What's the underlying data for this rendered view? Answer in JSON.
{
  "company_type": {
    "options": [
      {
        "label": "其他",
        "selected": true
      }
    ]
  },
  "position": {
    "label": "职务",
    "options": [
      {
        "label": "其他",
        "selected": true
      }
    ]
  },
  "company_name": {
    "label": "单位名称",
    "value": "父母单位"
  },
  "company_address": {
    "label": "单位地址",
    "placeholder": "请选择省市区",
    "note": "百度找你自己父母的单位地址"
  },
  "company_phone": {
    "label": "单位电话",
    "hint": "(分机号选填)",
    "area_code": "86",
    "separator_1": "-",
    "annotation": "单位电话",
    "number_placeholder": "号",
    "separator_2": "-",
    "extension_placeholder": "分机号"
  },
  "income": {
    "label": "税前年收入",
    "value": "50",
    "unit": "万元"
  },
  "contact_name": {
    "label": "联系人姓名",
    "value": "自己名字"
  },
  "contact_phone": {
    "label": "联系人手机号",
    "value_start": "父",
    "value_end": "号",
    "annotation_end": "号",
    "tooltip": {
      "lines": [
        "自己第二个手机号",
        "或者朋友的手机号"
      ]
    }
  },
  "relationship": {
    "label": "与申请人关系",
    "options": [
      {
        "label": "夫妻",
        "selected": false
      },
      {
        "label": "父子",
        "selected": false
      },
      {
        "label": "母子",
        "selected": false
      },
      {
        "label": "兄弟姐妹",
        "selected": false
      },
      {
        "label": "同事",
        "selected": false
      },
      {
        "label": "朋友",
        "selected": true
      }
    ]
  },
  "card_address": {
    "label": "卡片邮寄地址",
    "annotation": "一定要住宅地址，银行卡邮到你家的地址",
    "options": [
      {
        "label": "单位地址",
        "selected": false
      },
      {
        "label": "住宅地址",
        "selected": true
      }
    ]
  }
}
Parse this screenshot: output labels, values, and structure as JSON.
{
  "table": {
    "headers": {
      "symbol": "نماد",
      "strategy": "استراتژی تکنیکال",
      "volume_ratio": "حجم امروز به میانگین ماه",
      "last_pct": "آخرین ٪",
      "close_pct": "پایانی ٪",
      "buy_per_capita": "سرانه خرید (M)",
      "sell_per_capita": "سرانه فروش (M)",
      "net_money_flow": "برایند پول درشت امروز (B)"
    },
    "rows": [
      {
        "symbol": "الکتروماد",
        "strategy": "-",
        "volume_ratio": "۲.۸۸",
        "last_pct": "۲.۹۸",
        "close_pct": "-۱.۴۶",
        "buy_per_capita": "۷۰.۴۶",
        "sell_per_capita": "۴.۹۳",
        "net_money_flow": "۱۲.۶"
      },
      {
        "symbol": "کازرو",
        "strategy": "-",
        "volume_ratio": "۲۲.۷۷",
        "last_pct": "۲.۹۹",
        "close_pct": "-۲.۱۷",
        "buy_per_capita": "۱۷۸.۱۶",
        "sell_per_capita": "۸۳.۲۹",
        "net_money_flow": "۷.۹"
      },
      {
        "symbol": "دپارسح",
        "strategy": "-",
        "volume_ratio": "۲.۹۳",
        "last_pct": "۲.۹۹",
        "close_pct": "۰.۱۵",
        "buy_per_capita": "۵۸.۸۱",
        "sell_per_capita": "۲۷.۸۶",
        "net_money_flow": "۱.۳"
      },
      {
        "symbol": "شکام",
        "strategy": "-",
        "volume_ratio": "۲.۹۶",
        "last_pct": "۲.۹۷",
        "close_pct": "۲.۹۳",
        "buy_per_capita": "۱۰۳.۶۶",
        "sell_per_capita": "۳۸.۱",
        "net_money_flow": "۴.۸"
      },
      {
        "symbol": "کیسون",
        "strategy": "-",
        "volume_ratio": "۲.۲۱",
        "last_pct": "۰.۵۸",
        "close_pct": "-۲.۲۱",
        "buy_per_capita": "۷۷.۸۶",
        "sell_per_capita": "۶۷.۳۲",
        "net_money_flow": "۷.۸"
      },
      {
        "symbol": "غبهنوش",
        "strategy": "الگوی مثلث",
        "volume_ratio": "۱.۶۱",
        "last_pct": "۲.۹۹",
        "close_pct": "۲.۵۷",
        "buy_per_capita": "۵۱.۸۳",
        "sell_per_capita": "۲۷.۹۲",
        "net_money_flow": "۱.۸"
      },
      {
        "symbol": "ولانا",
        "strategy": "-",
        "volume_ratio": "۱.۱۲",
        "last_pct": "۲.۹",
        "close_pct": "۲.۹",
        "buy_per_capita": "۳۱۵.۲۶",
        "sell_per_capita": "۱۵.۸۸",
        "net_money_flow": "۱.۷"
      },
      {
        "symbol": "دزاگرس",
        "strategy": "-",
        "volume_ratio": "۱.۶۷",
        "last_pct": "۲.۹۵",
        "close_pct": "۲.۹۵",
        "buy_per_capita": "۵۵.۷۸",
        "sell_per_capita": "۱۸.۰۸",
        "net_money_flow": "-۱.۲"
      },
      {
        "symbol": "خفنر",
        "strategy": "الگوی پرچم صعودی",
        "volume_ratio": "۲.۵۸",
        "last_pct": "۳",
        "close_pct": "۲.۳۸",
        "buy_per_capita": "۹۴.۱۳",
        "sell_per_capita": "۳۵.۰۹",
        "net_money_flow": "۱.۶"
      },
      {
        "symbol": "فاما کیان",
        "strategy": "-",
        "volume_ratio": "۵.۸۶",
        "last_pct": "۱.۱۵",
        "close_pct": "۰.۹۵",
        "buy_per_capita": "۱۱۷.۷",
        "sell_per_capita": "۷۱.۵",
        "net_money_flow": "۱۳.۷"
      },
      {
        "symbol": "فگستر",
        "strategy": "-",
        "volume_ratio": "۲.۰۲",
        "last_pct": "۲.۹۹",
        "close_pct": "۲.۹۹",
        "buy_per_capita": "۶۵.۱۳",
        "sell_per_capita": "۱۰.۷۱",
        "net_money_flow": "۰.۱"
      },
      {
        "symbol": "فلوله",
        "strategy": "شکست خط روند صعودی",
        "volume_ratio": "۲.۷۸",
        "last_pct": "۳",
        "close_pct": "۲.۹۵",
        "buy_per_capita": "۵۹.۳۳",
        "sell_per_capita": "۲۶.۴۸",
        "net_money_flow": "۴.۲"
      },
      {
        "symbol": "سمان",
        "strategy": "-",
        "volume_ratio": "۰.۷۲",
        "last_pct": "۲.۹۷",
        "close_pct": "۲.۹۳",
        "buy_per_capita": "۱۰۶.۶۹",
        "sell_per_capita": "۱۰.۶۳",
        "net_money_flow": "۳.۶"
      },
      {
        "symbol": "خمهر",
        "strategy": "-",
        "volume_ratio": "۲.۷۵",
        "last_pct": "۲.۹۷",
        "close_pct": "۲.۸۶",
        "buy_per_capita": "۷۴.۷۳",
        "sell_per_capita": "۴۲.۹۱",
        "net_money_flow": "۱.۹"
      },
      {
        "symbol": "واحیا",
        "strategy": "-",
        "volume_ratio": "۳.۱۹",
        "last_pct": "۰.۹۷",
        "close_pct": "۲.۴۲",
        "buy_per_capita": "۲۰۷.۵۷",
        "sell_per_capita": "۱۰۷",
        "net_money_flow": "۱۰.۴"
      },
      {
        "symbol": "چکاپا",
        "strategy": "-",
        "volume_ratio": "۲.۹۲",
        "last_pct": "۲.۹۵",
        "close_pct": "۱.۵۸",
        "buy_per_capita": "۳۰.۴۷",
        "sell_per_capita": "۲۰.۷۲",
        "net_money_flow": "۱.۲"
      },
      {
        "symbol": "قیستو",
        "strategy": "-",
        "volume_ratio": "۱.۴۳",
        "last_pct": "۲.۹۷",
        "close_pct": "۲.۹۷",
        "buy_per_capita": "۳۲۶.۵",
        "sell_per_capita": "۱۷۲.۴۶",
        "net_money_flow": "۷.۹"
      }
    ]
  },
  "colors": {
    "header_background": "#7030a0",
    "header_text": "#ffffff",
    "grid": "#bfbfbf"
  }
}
----
Directions for this task: Pick out each line above that includes "امروز" and show it.

Response to this task:
      "volume_ratio": "حجم امروز به میانگین ماه",
      "net_money_flow": "برایند پول درشت امروز (B)"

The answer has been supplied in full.